=== Recorded information ===
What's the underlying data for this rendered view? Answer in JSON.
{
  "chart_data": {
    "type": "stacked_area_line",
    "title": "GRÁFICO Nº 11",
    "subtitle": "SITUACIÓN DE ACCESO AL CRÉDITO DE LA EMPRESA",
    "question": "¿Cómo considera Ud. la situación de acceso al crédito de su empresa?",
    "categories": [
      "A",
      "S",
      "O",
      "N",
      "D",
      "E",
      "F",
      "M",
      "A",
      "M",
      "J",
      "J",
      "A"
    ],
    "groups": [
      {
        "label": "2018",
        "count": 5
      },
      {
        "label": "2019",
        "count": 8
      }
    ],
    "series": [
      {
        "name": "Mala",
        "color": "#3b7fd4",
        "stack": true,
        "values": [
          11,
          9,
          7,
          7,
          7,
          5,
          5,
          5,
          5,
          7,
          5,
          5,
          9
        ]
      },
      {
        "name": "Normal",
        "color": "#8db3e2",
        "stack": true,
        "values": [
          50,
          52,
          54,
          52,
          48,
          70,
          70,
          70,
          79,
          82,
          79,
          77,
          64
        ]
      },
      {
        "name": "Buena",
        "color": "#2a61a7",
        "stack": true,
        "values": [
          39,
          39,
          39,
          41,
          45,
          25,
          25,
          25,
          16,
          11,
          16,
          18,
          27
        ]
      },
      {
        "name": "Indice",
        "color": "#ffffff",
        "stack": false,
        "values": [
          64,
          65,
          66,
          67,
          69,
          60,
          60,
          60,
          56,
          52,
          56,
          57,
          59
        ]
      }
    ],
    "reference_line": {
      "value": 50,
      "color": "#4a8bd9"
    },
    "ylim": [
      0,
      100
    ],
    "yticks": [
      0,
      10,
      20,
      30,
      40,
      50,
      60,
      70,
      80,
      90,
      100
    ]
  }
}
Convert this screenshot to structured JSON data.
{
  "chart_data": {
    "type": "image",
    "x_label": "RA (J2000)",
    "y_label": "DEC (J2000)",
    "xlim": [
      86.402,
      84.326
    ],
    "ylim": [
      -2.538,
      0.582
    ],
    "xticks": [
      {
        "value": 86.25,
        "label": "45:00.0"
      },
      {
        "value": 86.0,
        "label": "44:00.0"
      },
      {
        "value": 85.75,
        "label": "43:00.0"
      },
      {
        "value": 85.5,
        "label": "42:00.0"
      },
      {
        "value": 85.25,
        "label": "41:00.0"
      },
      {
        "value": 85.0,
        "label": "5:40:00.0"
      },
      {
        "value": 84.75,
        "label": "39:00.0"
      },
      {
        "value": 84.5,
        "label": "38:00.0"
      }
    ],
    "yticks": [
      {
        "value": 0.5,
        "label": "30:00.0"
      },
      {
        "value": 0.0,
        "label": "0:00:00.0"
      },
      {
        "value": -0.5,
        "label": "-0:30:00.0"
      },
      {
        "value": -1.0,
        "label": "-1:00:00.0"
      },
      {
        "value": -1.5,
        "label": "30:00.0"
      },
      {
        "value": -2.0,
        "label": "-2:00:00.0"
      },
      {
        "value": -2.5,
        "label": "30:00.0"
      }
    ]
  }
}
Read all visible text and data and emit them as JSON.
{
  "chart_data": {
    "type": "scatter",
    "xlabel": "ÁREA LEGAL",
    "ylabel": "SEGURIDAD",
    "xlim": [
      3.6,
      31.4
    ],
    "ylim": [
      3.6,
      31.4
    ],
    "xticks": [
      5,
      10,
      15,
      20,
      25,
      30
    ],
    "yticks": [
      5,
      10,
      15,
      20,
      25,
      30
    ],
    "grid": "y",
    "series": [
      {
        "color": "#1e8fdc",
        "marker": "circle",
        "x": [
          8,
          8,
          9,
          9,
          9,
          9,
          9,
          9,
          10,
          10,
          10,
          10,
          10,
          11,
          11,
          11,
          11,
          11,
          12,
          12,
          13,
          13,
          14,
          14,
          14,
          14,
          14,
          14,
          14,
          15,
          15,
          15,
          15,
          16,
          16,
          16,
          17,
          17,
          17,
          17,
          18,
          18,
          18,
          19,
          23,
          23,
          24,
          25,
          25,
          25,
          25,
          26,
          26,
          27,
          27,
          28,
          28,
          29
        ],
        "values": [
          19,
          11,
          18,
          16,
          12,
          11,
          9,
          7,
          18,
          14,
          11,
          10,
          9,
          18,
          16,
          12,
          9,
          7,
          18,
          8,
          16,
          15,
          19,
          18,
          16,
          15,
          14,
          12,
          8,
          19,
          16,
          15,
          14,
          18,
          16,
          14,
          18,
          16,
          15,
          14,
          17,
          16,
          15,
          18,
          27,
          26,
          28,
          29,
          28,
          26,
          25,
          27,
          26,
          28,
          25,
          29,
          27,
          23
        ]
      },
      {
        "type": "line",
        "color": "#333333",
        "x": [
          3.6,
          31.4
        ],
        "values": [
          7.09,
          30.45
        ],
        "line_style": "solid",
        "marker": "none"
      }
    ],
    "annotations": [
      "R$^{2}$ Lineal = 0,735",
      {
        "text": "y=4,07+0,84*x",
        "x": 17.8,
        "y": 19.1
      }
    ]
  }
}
===
From the data above, show each line that contains "type".

    "type": "stacked_area_line",
    "type": "image",
    "type": "scatter",
        "type": "line",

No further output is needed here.